**Stated exercise**
Which lines below hold the word "Precipitation"? Copy all of them.

**Record set**
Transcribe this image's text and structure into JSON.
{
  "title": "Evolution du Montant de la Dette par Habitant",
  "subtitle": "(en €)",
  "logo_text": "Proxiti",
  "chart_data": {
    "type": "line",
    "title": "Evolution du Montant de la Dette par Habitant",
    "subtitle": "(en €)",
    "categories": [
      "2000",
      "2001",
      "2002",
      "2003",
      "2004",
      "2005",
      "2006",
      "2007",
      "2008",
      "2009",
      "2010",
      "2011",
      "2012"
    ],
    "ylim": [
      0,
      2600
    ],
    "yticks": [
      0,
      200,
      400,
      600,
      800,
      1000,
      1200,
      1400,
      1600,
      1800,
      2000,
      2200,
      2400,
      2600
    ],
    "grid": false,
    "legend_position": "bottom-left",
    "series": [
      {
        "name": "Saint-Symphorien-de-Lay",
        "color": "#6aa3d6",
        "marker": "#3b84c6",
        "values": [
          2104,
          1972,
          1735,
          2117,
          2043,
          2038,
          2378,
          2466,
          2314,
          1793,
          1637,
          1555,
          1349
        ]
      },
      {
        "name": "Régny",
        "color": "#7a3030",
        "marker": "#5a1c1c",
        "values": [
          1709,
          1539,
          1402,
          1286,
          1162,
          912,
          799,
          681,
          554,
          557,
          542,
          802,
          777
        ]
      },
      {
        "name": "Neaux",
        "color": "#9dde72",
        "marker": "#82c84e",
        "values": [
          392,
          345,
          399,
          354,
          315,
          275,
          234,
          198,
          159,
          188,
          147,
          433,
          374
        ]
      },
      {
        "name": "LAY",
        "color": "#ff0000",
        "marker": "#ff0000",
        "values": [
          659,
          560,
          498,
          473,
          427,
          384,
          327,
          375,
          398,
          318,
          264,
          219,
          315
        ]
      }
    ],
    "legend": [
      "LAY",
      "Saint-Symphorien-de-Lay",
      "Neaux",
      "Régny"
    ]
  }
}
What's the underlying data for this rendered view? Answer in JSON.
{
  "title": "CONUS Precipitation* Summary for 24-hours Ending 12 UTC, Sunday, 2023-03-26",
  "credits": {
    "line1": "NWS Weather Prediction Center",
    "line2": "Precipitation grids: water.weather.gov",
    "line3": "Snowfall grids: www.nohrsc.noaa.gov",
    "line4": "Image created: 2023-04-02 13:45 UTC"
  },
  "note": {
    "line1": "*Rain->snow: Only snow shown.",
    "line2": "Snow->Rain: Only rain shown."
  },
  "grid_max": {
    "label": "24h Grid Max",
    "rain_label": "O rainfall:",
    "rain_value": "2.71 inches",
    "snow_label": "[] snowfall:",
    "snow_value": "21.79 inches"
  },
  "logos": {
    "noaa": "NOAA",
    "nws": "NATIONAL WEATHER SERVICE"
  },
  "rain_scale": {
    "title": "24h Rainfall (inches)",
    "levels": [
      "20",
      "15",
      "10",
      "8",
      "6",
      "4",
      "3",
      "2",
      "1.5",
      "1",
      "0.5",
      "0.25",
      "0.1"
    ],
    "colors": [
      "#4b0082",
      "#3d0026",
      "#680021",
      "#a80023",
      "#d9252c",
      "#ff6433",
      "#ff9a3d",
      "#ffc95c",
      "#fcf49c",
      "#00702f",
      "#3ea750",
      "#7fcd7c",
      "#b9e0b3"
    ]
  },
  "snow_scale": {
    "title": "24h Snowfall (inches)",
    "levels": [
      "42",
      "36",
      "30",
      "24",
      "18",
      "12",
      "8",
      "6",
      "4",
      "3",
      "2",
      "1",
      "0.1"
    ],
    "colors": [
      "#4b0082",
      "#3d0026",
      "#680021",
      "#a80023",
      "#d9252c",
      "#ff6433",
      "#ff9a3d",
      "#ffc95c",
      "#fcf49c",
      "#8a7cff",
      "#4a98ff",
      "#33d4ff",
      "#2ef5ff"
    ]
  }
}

**Complete output**
  "title": "CONUS Precipitation* Summary for 24-hours Ending 12 UTC, Sunday, 2023-03-26",
    "line2": "Precipitation grids: water.weather.gov",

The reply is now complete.